::: Data to process :::

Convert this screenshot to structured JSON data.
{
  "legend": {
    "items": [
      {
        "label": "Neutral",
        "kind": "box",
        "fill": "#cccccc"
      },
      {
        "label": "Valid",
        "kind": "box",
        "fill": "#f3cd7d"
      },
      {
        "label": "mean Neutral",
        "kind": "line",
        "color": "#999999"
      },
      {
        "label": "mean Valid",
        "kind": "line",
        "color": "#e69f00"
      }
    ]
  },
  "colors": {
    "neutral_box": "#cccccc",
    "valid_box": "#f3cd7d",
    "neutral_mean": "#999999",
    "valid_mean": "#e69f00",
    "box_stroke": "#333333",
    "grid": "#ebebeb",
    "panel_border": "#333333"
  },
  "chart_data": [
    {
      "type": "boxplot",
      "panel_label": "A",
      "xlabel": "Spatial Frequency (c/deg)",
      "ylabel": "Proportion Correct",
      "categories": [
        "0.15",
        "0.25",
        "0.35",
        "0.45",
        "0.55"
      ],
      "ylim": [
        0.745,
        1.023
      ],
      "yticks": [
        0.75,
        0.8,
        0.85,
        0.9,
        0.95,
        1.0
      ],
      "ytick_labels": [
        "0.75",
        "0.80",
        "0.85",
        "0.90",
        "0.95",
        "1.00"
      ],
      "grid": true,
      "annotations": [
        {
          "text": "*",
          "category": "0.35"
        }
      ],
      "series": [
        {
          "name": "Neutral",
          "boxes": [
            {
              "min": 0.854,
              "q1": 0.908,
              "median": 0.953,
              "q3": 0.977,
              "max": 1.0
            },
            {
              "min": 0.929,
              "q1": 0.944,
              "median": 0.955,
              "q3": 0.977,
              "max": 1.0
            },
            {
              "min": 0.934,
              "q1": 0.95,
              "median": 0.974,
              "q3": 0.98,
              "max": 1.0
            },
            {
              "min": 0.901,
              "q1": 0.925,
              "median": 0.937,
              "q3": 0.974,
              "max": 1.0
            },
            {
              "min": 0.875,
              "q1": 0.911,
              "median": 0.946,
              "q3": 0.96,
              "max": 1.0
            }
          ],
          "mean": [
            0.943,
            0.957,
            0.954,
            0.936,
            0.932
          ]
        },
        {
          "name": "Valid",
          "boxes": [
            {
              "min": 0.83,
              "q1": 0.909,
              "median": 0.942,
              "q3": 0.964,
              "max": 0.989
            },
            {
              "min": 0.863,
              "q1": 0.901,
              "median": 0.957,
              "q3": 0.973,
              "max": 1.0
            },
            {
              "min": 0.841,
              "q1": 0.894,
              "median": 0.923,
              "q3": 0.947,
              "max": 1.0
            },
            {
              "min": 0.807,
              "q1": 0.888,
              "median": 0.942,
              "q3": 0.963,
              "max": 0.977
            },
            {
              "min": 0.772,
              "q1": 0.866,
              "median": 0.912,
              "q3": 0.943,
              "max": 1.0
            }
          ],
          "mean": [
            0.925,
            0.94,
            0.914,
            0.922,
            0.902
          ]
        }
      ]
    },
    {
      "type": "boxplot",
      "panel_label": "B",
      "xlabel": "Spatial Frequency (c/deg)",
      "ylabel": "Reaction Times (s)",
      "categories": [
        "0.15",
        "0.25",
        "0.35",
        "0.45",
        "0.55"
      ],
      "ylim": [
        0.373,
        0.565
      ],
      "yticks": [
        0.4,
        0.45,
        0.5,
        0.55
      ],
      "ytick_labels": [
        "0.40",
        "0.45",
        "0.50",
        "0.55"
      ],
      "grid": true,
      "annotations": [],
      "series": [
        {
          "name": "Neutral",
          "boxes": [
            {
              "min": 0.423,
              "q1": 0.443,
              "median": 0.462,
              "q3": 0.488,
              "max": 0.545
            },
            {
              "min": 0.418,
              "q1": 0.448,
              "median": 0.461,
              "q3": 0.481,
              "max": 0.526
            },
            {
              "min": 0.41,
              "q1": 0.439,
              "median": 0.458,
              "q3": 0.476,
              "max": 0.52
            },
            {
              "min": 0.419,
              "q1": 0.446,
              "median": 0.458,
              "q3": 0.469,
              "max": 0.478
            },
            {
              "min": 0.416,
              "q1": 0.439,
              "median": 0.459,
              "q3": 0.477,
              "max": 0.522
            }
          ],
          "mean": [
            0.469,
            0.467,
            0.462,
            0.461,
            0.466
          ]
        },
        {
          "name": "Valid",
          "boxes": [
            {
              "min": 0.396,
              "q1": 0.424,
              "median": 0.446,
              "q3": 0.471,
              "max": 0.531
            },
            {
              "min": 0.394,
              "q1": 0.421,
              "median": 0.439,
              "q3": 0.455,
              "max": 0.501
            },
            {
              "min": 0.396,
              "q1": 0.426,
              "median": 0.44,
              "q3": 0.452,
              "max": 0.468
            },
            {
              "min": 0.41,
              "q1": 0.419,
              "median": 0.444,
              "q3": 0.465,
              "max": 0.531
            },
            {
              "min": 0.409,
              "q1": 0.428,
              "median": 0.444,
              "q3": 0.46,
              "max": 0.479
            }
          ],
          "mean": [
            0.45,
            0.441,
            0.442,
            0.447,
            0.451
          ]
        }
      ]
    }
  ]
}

:::

• **Aim**:
Restate the listing above word for word.

• **Solution to this exercise**:
Convert this screenshot to structured JSON data.
{
  "legend": {
    "items": [
      {
        "label": "Neutral",
        "kind": "box",
        "fill": "#cccccc"
      },
      {
        "label": "Valid",
        "kind": "box",
        "fill": "#f3cd7d"
      },
      {
        "label": "mean Neutral",
        "kind": "line",
        "color": "#999999"
      },
      {
        "label": "mean Valid",
        "kind": "line",
        "color": "#e69f00"
      }
    ]
  },
  "colors": {
    "neutral_box": "#cccccc",
    "valid_box": "#f3cd7d",
    "neutral_mean": "#999999",
    "valid_mean": "#e69f00",
    "box_stroke": "#333333",
    "grid": "#ebebeb",
    "panel_border": "#333333"
  },
  "chart_data": [
    {
      "type": "boxplot",
      "panel_label": "A",
      "xlabel": "Spatial Frequency (c/deg)",
      "ylabel": "Proportion Correct",
      "categories": [
        "0.15",
        "0.25",
        "0.35",
        "0.45",
        "0.55"
      ],
      "ylim": [
        0.745,
        1.023
      ],
      "yticks": [
        0.75,
        0.8,
        0.85,
        0.9,
        0.95,
        1.0
      ],
      "ytick_labels": [
        "0.75",
        "0.80",
        "0.85",
        "0.90",
        "0.95",
        "1.00"
      ],
      "grid": true,
      "annotations": [
        {
          "text": "*",
          "category": "0.35"
        }
      ],
      "series": [
        {
          "name": "Neutral",
          "boxes": [
            {
              "min": 0.854,
              "q1": 0.908,
              "median": 0.953,
              "q3": 0.977,
              "max": 1.0
            },
            {
              "min": 0.929,
              "q1": 0.944,
              "median": 0.955,
              "q3": 0.977,
              "max": 1.0
            },
            {
              "min": 0.934,
              "q1": 0.95,
              "median": 0.974,
              "q3": 0.98,
              "max": 1.0
            },
            {
              "min": 0.901,
              "q1": 0.925,
              "median": 0.937,
              "q3": 0.974,
              "max": 1.0
            },
            {
              "min": 0.875,
              "q1": 0.911,
              "median": 0.946,
              "q3": 0.96,
              "max": 1.0
            }
          ],
          "mean": [
            0.943,
            0.957,
            0.954,
            0.936,
            0.932
          ]
        },
        {
          "name": "Valid",
          "boxes": [
            {
              "min": 0.83,
              "q1": 0.909,
              "median": 0.942,
              "q3": 0.964,
              "max": 0.989
            },
            {
              "min": 0.863,
              "q1": 0.901,
              "median": 0.957,
              "q3": 0.973,
              "max": 1.0
            },
            {
              "min": 0.841,
              "q1": 0.894,
              "median": 0.923,
              "q3": 0.947,
              "max": 1.0
            },
            {
              "min": 0.807,
              "q1": 0.888,
              "median": 0.942,
              "q3": 0.963,
              "max": 0.977
            },
            {
              "min": 0.772,
              "q1": 0.866,
              "median": 0.912,
              "q3": 0.943,
              "max": 1.0
            }
          ],
          "mean": [
            0.925,
            0.94,
            0.914,
            0.922,
            0.902
          ]
        }
      ]
    },
    {
      "type": "boxplot",
      "panel_label": "B",
      "xlabel": "Spatial Frequency (c/deg)",
      "ylabel": "Reaction Times (s)",
      "categories": [
        "0.15",
        "0.25",
        "0.35",
        "0.45",
        "0.55"
      ],
      "ylim": [
        0.373,
        0.565
      ],
      "yticks": [
        0.4,
        0.45,
        0.5,
        0.55
      ],
      "ytick_labels": [
        "0.40",
        "0.45",
        "0.50",
        "0.55"
      ],
      "grid": true,
      "annotations": [],
      "series": [
        {
          "name": "Neutral",
          "boxes": [
            {
              "min": 0.423,
              "q1": 0.443,
              "median": 0.462,
              "q3": 0.488,
              "max": 0.545
            },
            {
              "min": 0.418,
              "q1": 0.448,
              "median": 0.461,
              "q3": 0.481,
              "max": 0.526
            },
            {
              "min": 0.41,
              "q1": 0.439,
              "median": 0.458,
              "q3": 0.476,
              "max": 0.52
            },
            {
              "min": 0.419,
              "q1": 0.446,
              "median": 0.458,
              "q3": 0.469,
              "max": 0.478
            },
            {
              "min": 0.416,
              "q1": 0.439,
              "median": 0.459,
              "q3": 0.477,
              "max": 0.522
            }
          ],
          "mean": [
            0.469,
            0.467,
            0.462,
            0.461,
            0.466
          ]
        },
        {
          "name": "Valid",
          "boxes": [
            {
              "min": 0.396,
              "q1": 0.424,
              "median": 0.446,
              "q3": 0.471,
              "max": 0.531
            },
            {
              "min": 0.394,
              "q1": 0.421,
              "median": 0.439,
              "q3": 0.455,
              "max": 0.501
            },
            {
              "min": 0.396,
              "q1": 0.426,
              "median": 0.44,
              "q3": 0.452,
              "max": 0.468
            },
            {
              "min": 0.41,
              "q1": 0.419,
              "median": 0.444,
              "q3": 0.465,
              "max": 0.531
            },
            {
              "min": 0.409,
              "q1": 0.428,
              "median": 0.444,
              "q3": 0.46,
              "max": 0.479
            }
          ],
          "mean": [
            0.45,
            0.441,
            0.442,
            0.447,
            0.451
          ]
        }
      ]
    }
  ]
}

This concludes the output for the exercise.